(Exercise brief):
Read through the records below and copy each line that uses the word "Predicted".

(Input):
START
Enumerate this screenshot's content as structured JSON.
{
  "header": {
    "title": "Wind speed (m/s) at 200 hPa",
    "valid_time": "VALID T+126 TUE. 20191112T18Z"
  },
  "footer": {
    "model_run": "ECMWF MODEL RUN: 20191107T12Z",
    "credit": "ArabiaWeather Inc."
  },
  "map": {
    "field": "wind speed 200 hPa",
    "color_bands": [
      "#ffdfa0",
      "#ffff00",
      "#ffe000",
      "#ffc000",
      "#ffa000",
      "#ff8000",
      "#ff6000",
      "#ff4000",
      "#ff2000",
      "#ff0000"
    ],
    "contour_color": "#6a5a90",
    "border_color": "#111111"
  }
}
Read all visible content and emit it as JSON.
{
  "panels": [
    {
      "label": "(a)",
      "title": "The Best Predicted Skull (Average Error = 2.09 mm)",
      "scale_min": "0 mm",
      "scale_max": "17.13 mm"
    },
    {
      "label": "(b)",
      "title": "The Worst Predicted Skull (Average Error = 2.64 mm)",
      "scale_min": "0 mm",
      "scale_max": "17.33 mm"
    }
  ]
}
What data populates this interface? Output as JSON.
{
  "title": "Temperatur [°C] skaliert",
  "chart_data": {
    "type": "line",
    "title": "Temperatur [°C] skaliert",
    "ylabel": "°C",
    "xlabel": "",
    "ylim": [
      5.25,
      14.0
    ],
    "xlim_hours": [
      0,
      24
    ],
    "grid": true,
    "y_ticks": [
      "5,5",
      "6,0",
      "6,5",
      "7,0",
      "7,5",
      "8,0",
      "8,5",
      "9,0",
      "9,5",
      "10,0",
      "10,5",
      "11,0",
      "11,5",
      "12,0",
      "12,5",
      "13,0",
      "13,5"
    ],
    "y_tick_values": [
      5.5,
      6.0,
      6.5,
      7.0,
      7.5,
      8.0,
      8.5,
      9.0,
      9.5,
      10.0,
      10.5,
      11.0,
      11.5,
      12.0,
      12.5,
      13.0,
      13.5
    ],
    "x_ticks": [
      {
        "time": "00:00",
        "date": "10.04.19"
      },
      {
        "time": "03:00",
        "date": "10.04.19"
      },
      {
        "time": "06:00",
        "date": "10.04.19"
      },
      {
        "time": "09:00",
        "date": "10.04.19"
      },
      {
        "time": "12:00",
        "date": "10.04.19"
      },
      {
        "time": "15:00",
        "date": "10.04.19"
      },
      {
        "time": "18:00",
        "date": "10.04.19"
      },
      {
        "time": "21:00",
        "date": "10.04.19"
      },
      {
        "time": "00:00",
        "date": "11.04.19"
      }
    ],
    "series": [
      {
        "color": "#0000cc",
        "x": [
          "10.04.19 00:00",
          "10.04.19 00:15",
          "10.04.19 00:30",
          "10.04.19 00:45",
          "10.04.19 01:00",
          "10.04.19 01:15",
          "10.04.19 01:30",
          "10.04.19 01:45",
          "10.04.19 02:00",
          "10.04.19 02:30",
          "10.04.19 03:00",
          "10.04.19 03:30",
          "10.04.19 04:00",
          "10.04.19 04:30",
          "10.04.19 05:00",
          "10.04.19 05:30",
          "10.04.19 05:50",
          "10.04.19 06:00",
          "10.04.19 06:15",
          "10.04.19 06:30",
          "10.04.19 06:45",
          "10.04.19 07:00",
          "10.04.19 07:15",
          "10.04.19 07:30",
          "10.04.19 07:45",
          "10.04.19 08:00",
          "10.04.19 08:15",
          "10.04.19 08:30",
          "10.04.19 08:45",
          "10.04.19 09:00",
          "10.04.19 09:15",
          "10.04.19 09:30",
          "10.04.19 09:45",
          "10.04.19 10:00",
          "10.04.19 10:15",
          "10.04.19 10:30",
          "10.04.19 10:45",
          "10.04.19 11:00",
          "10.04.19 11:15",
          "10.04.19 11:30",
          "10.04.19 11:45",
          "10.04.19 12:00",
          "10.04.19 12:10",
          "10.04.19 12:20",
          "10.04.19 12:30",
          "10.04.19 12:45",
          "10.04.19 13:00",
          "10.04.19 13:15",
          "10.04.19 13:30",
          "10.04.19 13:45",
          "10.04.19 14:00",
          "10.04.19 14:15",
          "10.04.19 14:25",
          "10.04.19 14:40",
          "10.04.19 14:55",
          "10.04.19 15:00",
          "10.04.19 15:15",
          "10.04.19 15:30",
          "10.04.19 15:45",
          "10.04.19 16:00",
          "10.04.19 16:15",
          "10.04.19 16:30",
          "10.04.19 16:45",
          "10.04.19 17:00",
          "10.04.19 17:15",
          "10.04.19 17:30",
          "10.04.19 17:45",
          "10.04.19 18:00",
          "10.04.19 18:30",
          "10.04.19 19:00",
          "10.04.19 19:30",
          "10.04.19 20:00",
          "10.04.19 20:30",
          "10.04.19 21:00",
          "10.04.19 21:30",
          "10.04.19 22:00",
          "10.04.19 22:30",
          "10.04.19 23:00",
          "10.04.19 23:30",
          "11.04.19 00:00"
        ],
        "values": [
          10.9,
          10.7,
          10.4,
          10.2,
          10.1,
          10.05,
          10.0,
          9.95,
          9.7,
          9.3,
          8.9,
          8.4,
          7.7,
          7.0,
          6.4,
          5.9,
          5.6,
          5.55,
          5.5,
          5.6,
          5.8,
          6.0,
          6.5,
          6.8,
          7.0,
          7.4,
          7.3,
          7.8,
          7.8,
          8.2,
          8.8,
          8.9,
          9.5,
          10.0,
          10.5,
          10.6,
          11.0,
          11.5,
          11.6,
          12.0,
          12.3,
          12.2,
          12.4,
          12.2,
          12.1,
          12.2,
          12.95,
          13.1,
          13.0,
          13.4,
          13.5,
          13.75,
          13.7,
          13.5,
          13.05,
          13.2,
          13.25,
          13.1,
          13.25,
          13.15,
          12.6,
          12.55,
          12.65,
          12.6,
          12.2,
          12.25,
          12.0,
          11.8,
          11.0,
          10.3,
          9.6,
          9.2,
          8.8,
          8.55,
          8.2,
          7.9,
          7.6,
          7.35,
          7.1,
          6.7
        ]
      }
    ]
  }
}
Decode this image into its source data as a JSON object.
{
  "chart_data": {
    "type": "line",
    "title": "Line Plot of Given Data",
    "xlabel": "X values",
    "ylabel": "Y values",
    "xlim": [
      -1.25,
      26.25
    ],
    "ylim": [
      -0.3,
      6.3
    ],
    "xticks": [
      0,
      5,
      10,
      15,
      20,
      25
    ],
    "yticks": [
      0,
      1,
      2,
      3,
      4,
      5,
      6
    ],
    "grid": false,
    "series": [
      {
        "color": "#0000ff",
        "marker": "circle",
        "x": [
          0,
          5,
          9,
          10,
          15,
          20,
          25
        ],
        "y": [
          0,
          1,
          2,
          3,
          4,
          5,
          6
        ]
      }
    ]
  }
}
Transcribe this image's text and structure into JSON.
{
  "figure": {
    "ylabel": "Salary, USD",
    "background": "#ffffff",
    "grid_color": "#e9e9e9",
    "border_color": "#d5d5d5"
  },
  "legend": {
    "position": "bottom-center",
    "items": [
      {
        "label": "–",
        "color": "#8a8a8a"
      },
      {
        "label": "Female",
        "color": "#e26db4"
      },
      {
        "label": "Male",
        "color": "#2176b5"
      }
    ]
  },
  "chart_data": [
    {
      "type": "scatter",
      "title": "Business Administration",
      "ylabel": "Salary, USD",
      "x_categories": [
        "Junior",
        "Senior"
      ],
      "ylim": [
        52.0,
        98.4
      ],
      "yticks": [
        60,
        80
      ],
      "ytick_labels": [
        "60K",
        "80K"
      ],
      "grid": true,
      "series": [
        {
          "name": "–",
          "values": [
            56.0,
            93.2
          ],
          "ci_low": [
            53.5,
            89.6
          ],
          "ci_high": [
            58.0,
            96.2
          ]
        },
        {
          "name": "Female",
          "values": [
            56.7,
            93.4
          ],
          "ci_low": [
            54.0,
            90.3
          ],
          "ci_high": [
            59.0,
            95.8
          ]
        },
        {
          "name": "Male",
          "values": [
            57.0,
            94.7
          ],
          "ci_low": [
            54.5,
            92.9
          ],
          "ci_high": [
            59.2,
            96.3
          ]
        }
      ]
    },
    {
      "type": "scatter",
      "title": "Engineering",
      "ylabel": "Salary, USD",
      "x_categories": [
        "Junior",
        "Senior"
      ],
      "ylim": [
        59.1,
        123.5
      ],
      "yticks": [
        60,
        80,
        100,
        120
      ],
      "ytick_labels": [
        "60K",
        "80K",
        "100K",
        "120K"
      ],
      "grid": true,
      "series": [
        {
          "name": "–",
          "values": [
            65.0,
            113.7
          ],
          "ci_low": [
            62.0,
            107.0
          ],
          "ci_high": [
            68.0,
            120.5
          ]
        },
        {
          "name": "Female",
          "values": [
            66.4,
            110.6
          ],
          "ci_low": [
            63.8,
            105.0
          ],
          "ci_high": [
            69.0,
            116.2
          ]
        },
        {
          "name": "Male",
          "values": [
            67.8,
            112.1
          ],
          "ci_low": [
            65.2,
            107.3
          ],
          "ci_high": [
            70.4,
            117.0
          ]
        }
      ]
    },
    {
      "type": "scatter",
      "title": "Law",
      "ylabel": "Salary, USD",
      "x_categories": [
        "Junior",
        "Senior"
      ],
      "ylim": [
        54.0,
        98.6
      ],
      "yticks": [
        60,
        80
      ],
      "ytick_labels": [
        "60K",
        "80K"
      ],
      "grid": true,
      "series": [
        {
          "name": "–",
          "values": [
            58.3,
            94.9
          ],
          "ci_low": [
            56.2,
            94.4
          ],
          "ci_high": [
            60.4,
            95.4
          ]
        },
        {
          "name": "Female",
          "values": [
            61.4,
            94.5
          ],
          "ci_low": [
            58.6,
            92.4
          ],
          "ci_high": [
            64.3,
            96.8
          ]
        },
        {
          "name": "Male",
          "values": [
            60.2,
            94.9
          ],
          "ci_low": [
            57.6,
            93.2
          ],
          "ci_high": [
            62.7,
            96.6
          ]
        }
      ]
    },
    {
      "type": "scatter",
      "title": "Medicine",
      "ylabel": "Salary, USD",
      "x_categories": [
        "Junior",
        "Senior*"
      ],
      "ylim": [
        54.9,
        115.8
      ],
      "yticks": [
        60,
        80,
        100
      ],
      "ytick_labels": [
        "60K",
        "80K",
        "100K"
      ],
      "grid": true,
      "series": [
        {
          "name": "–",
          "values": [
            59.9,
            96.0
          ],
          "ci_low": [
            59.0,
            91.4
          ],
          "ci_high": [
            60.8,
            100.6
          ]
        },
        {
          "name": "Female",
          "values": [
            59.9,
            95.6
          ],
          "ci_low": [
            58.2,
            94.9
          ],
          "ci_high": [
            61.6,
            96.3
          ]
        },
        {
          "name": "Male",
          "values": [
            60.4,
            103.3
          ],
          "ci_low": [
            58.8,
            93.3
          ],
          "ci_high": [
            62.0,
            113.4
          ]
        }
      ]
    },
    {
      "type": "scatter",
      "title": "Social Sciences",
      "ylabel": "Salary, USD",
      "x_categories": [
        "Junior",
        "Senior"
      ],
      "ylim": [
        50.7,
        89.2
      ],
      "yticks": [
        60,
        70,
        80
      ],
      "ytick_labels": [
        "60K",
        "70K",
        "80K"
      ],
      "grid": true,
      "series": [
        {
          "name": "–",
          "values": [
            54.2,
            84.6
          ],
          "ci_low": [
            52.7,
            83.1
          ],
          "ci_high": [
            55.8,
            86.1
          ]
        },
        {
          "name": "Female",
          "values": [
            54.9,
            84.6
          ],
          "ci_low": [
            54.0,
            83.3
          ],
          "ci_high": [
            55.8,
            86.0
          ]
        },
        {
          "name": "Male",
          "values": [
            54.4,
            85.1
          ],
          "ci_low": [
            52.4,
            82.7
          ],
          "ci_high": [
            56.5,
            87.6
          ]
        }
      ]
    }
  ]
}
END
(The answer):
      "title": "The Best Predicted Skull (Average Error = 2.09 mm)",
      "title": "The Worst Predicted Skull (Average Error = 2.64 mm)",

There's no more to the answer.